### İstenen görev 1
Phuket yazısında "Phuket seyahatimiz Türk" sözcüklerini içeren yerle açılıp "turistleri kendine çekiyor." ile kapanan bölümü hiçbir değişiklik yapmadan yazın.
### İstenen görev 2
Phuket yazısına göre adada en yoğun dönem hangi tarihler arasında yaşanıyor?
### İstenen görev 3
Phuket yazısını son cümlesinin ardından kaldığı yerden sürdürün.

**** Alıntı ****

Huzurlu, ucuz, farklı, ilginç… Sizi Uzakdoğu’nun cennet adası Phuket’e götürüyoruz. Palmiyelerin süslediği bembeyaz kumsallarda denizin keyfini çıkarıp, gece eğlenceye doyacağız. Kaplanlarla dost olup, fillerle safariye çıkacağız. Asyalı ve Avrupalı, kalabalık ve sessiz, geleneksel ve modern; Phuket kendine eşsiz ve etkili denge kurmuş.
Dünyanın en önemli balayı adaları arasında yer alan Phuket, doğası, denizi, adaları, sokakları, plajları ve insanlarıyla tam bir turizm cenneti. Huzur ve güvenlik üst seviyede. Her fiyatta konaklama olanağı sunan ada, çok farklı alternatif arayanlar için ideal.
Phuket seyahatimiz Türk Hava Yolları ile İstanbul Atatürk Havalimanı’nda başlıyor. Yaklaşık 9,5 saat süren yolculuğumuz Phuket Havalimanı’nda sona eriyor. Phuket’e İstanbul’dan aktarmalı olarak Katar Havayolları, Emirates, Thai gibi havayolları ile de uşabilirsiniz.
Tayland’a vizesiz gidebilirsiniz
Dünyanın en önemli turizm merkezleri arasında yer alan Tayland, Türkiye Cumhuriyeti vatandaşlarından vize istemiyor. Andaman Denizi ile Hint Okyanusu kıyısında bulunan Phuket ise, anakaraya küçük bir köprü ile bağlı. Ada, doğal güzellikleri, sualtı zenginlikleri, renkli gece hayatı ile turistleri kendine çekiyor.
Tropikal iklimin hakim olduğu adayı yılın her döneminde ziyaret etmek mümkün. En yoğun dönem ekim sonu ile nisan başı arasında yaşanıyor. Bu dönem deniz, plaj, dalış ve yelkencilik için de en uygun zaman. Özellikle yılbaşında adadaki turist sayısı oldukça artıyor. Mayıs ve kasım aylarında ise muson yağmurlarının etkisi görülüyor. Yağışlar genelde 1-2 saat sürüyor, ardından güneş yeniden yüzünü gösteriyor. Bu dönemde adaya gelen turist sayısının daha az olduğunu söyleyebiliriz. Bu sebeple de konaklama ve ulaşım ücretleri de daha uygun oluyor.
Ada içinde birçok ulaşım imkânı mevcut. Uzak mesafelerde otobüs, minibüs ya da taksi, yakın mesafeler içinse tuk-tuk veya motosiklet taksiler tercih edilebilir. İsteğe bağlı olarak araç kiralamak da mümkün, ancak trafiğin sağdan aktığını hatırlatalım. Ayrıca feribot ve teknelerle yakın adaları keşfetmenizi önemle tavsiye ediyoruz.

**** Veri listesi ****

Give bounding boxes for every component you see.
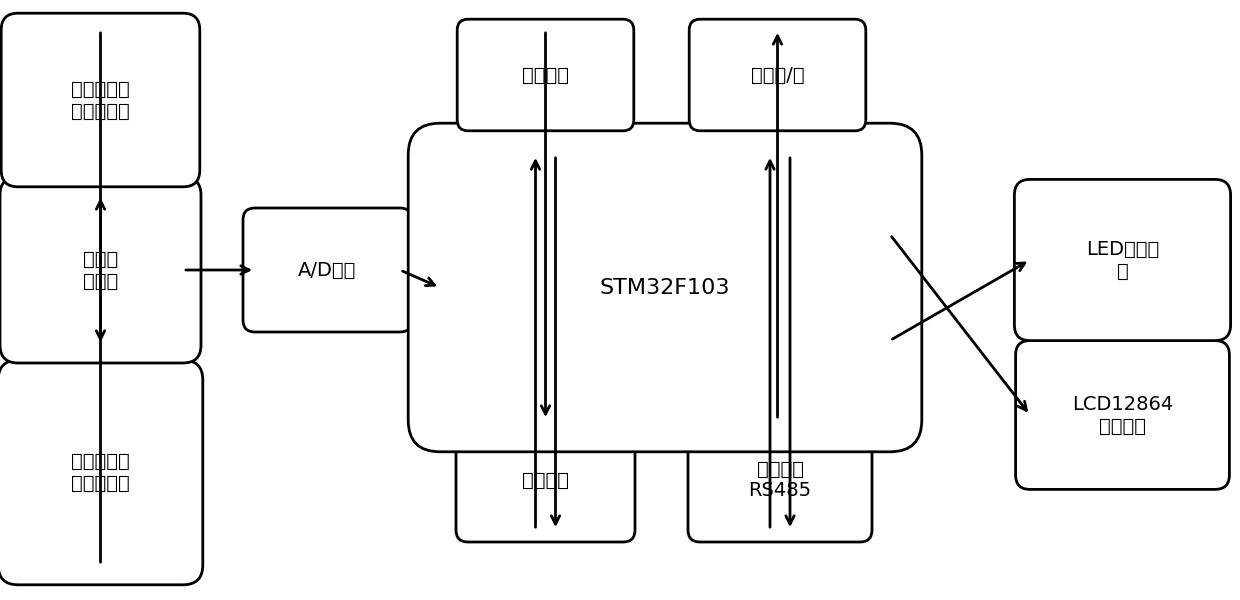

****

### Beklenen çıktı 1
Phuket seyahatimiz Türk Hava Yolları ile İstanbul Atatürk Havalimanı’nda başlıyor. Yaklaşık 9,5 saat süren yolculuğumuz Phuket Havalimanı’nda sona eriyor. Phuket’e İstanbul’dan aktarmalı olarak Katar Havayolları, Emirates, Thai gibi havayolları ile de uşabilirsiniz.
Tayland’a vizesiz gidebilirsiniz
Dünyanın en önemli turizm merkezleri arasında yer alan Tayland, Türkiye Cumhuriyeti vatandaşlarından vize istemiyor. Andaman Denizi ile Hint Okyanusu kıyısında bulunan Phuket ise, anakaraya küçük bir köprü ile bağlı. Ada, doğal güzellikleri, sualtı zenginlikleri, renkli gece hayatı ile turistleri kendine çekiyor.

### Beklenen çıktı 2
Ekim sonu ile nisan başı arasında.

### Beklenen çıktı 3
Adada yemek konusunda sıkıntı çekmezsiniz
Phuket, yemek konusunda Thai mutfağından dünya mutfağına kadar pek çok seçenek sunan bir ada. Hindistan, Çin ve Okyanusya mutfaklarının bir karışımı sayılabilen Tayland yemekleri dünyanın en beğenilen mutfaklarından biri. Yemeklerde acı, tatlı ve ekşi aynı anda kullanılıyor. Acı, baharat ve sosları oldukça meşhur. Tavuk ve kaz eti yaygın olarak tüketiliyor. Adada ayrıca başta döner olmak üzere bize ait lezzetleri bulmak da mümkün.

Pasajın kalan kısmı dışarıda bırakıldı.